Short exercise: Reproduce the records below in full and exactly, without their images.

Dataset excerpts:
════════════════════
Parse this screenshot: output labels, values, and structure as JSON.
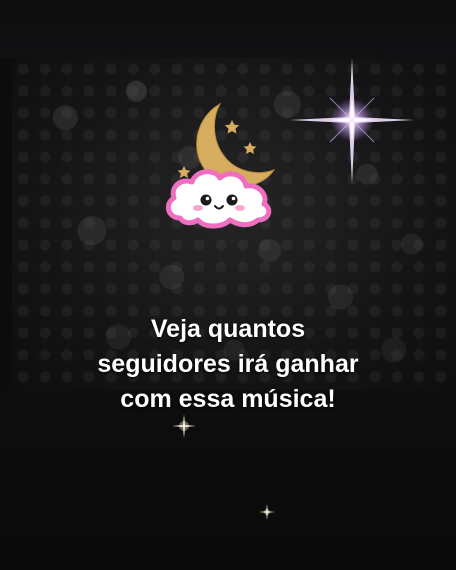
{
  "caption": {
    "line1": "Veja quantos",
    "line2": "seguidores irá ganhar",
    "line3": "com essa música!"
  },
  "icons": {
    "emblem": "moon-cloud-icon",
    "sparkle_large": "sparkle-icon",
    "sparkle_small": "small-sparkle-icon"
  },
  "colors": {
    "background": "#0c0c0d",
    "moon": "#d6ad5e",
    "cloud_outline": "#f06ec0",
    "text": "#ffffff",
    "sparkle": "#e6c8ff"
  }
}
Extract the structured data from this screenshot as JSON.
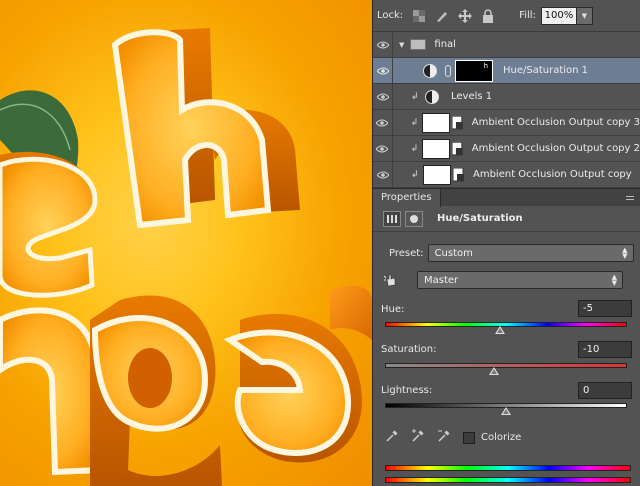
{
  "layers_panel": {
    "lock_label": "Lock:",
    "fill_label": "Fill:",
    "fill_value": "100%",
    "layers": [
      {
        "name": "final",
        "kind": "group",
        "selected": false
      },
      {
        "name": "Hue/Saturation 1",
        "kind": "adjustment-mask",
        "selected": true
      },
      {
        "name": "Levels 1",
        "kind": "adjustment",
        "selected": false
      },
      {
        "name": "Ambient Occlusion Output copy 3",
        "kind": "smart-object",
        "selected": false
      },
      {
        "name": "Ambient Occlusion Output copy 2",
        "kind": "smart-object",
        "selected": false
      },
      {
        "name": "Ambient Occlusion Output copy",
        "kind": "smart-object",
        "selected": false
      }
    ]
  },
  "properties": {
    "tab_label": "Properties",
    "title": "Hue/Saturation",
    "preset_label": "Preset:",
    "preset_value": "Custom",
    "channel_value": "Master",
    "hue_label": "Hue:",
    "hue_value": "-5",
    "saturation_label": "Saturation:",
    "saturation_value": "-10",
    "lightness_label": "Lightness:",
    "lightness_value": "0",
    "colorize_label": "Colorize",
    "colorize_checked": false
  },
  "colors": {
    "selected_layer": "#6d7d93",
    "panel_bg": "#535353",
    "artwork_orange": "#f7a300"
  }
}
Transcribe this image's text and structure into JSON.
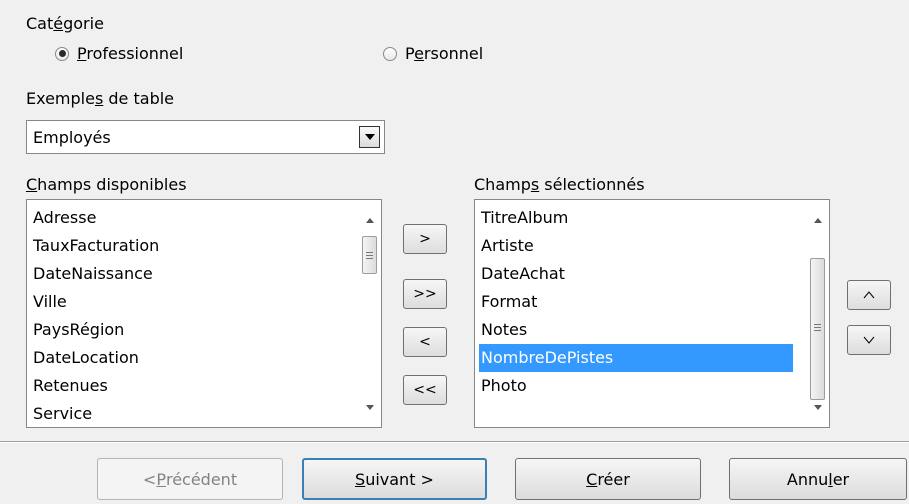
════════════════════
Correct answer:
Parse this screenshot: output labels, values, and structure as JSON.
{
  "caption": {
    "line1": "Veja quantos",
    "line2": "seguidores irá ganhar",
    "line3": "com essa música!"
  },
  "icons": {
    "emblem": "moon-cloud-icon",
    "sparkle_large": "sparkle-icon",
    "sparkle_small": "small-sparkle-icon"
  },
  "colors": {
    "background": "#0c0c0d",
    "moon": "#d6ad5e",
    "cloud_outline": "#f06ec0",
    "text": "#ffffff",
    "sparkle": "#e6c8ff"
  }
}
Extract the structured data from this screenshot as JSON.
{
  "layers_panel": {
    "lock_label": "Lock:",
    "fill_label": "Fill:",
    "fill_value": "100%",
    "layers": [
      {
        "name": "final",
        "kind": "group",
        "selected": false
      },
      {
        "name": "Hue/Saturation 1",
        "kind": "adjustment-mask",
        "selected": true
      },
      {
        "name": "Levels 1",
        "kind": "adjustment",
        "selected": false
      },
      {
        "name": "Ambient Occlusion Output copy 3",
        "kind": "smart-object",
        "selected": false
      },
      {
        "name": "Ambient Occlusion Output copy 2",
        "kind": "smart-object",
        "selected": false
      },
      {
        "name": "Ambient Occlusion Output copy",
        "kind": "smart-object",
        "selected": false
      }
    ]
  },
  "properties": {
    "tab_label": "Properties",
    "title": "Hue/Saturation",
    "preset_label": "Preset:",
    "preset_value": "Custom",
    "channel_value": "Master",
    "hue_label": "Hue:",
    "hue_value": "-5",
    "saturation_label": "Saturation:",
    "saturation_value": "-10",
    "lightness_label": "Lightness:",
    "lightness_value": "0",
    "colorize_label": "Colorize",
    "colorize_checked": false
  },
  "colors": {
    "selected_layer": "#6d7d93",
    "panel_bg": "#535353",
    "artwork_orange": "#f7a300"
  }
}
Transcribe this image's text and structure into JSON.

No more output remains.